[Stored data entries]

Start

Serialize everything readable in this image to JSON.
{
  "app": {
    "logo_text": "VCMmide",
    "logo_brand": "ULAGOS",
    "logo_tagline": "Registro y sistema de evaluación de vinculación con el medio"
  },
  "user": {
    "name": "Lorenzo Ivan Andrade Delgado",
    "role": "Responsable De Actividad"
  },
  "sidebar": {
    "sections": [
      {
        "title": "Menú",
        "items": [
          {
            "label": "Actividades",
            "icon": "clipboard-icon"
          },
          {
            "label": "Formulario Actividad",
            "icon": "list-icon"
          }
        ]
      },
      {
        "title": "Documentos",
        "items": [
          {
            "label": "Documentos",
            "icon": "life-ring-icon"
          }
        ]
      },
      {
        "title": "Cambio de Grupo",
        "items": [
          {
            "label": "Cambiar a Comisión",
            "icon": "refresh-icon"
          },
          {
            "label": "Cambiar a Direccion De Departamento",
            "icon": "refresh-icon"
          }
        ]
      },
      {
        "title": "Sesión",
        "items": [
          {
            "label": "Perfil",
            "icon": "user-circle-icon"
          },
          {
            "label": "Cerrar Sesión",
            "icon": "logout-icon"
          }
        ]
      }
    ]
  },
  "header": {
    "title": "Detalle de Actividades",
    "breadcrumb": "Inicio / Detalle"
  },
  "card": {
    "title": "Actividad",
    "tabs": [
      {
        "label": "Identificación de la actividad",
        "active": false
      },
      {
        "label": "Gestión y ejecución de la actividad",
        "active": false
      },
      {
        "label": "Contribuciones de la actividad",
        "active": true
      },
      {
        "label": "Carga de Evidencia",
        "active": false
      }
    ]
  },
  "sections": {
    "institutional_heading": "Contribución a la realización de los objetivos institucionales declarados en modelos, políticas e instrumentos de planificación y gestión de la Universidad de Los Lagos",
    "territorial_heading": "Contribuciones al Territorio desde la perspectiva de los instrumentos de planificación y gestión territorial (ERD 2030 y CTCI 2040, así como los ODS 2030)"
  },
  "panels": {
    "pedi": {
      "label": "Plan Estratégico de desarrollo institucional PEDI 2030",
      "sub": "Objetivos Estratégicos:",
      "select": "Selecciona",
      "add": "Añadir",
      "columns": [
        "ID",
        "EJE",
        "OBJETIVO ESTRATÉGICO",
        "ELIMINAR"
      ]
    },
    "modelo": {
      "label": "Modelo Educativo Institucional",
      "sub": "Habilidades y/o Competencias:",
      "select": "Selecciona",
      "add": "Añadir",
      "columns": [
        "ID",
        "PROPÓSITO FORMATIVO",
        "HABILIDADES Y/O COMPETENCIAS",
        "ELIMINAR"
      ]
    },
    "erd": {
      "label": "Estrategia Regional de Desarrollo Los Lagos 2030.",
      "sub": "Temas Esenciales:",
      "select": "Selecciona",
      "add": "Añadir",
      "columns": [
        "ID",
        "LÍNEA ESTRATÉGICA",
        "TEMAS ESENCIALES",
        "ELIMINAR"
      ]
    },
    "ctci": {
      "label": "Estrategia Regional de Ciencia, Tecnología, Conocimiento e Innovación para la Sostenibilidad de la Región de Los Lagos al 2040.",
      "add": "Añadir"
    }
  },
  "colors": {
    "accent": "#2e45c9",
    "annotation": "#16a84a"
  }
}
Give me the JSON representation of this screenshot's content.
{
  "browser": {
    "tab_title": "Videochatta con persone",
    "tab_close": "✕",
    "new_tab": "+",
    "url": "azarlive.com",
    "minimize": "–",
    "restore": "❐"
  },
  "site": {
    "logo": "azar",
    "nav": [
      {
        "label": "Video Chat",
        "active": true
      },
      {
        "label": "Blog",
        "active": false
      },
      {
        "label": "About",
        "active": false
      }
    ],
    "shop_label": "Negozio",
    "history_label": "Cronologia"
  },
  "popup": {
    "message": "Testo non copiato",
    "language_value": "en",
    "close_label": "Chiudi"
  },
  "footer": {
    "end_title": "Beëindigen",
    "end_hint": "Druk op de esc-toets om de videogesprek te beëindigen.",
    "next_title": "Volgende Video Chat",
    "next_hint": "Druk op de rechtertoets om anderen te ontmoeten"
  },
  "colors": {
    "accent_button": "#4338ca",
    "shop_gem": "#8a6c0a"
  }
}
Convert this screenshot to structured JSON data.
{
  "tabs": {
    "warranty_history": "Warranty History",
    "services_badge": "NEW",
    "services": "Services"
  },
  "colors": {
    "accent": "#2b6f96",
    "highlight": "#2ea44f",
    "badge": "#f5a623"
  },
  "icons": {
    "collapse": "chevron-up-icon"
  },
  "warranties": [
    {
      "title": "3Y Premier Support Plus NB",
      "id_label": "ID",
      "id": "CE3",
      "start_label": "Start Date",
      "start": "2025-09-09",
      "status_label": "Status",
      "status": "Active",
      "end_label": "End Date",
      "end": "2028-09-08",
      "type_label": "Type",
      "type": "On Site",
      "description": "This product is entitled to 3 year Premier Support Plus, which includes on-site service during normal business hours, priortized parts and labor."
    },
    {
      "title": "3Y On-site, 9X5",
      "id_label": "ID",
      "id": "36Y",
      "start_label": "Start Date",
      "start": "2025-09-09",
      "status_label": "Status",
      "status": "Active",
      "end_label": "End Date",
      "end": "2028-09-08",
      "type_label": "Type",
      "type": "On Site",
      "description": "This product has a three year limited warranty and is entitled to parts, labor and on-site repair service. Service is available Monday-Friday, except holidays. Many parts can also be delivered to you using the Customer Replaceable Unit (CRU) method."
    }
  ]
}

End

TASK GOAL:
Tally the lines in the entries above that hold the word "instrumentos". Reply with nothing but that count.

FULL SOLUTION:
2